_Required work_: Each entry should be quoted word for word, including every mark of punctuation.

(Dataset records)
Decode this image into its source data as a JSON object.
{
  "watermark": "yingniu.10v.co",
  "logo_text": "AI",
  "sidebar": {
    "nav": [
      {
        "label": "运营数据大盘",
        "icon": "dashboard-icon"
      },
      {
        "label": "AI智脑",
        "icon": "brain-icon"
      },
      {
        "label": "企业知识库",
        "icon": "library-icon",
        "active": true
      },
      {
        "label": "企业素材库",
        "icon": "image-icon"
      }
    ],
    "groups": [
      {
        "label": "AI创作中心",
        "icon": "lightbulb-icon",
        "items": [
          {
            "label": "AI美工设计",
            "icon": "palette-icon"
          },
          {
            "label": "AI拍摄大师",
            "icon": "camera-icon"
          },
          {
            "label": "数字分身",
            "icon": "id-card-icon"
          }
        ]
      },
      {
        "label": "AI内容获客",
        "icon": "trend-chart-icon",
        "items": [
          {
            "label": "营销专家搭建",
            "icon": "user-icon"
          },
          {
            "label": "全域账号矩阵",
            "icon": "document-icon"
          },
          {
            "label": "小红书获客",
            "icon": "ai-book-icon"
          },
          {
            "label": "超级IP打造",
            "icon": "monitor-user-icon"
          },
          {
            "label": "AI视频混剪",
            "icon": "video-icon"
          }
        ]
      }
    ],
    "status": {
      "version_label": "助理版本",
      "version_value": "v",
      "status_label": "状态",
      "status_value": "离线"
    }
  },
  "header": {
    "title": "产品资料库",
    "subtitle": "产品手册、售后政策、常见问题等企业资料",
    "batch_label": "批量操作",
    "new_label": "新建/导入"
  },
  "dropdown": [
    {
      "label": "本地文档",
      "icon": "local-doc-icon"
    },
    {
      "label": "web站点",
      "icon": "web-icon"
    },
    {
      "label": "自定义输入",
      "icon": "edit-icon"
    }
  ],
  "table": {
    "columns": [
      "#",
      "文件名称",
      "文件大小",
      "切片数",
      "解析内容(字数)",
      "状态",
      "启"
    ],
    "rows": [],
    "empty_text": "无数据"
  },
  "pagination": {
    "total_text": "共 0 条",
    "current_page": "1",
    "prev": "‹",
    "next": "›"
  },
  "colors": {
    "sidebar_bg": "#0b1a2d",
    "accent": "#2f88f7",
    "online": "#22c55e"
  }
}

_Finished exercise_:
Decode this image into its source data as a JSON object.
{
  "watermark": "yingniu.10v.co",
  "logo_text": "AI",
  "sidebar": {
    "nav": [
      {
        "label": "运营数据大盘",
        "icon": "dashboard-icon"
      },
      {
        "label": "AI智脑",
        "icon": "brain-icon"
      },
      {
        "label": "企业知识库",
        "icon": "library-icon",
        "active": true
      },
      {
        "label": "企业素材库",
        "icon": "image-icon"
      }
    ],
    "groups": [
      {
        "label": "AI创作中心",
        "icon": "lightbulb-icon",
        "items": [
          {
            "label": "AI美工设计",
            "icon": "palette-icon"
          },
          {
            "label": "AI拍摄大师",
            "icon": "camera-icon"
          },
          {
            "label": "数字分身",
            "icon": "id-card-icon"
          }
        ]
      },
      {
        "label": "AI内容获客",
        "icon": "trend-chart-icon",
        "items": [
          {
            "label": "营销专家搭建",
            "icon": "user-icon"
          },
          {
            "label": "全域账号矩阵",
            "icon": "document-icon"
          },
          {
            "label": "小红书获客",
            "icon": "ai-book-icon"
          },
          {
            "label": "超级IP打造",
            "icon": "monitor-user-icon"
          },
          {
            "label": "AI视频混剪",
            "icon": "video-icon"
          }
        ]
      }
    ],
    "status": {
      "version_label": "助理版本",
      "version_value": "v",
      "status_label": "状态",
      "status_value": "离线"
    }
  },
  "header": {
    "title": "产品资料库",
    "subtitle": "产品手册、售后政策、常见问题等企业资料",
    "batch_label": "批量操作",
    "new_label": "新建/导入"
  },
  "dropdown": [
    {
      "label": "本地文档",
      "icon": "local-doc-icon"
    },
    {
      "label": "web站点",
      "icon": "web-icon"
    },
    {
      "label": "自定义输入",
      "icon": "edit-icon"
    }
  ],
  "table": {
    "columns": [
      "#",
      "文件名称",
      "文件大小",
      "切片数",
      "解析内容(字数)",
      "状态",
      "启"
    ],
    "rows": [],
    "empty_text": "无数据"
  },
  "pagination": {
    "total_text": "共 0 条",
    "current_page": "1",
    "prev": "‹",
    "next": "›"
  },
  "colors": {
    "sidebar_bg": "#0b1a2d",
    "accent": "#2f88f7",
    "online": "#22c55e"
  }
}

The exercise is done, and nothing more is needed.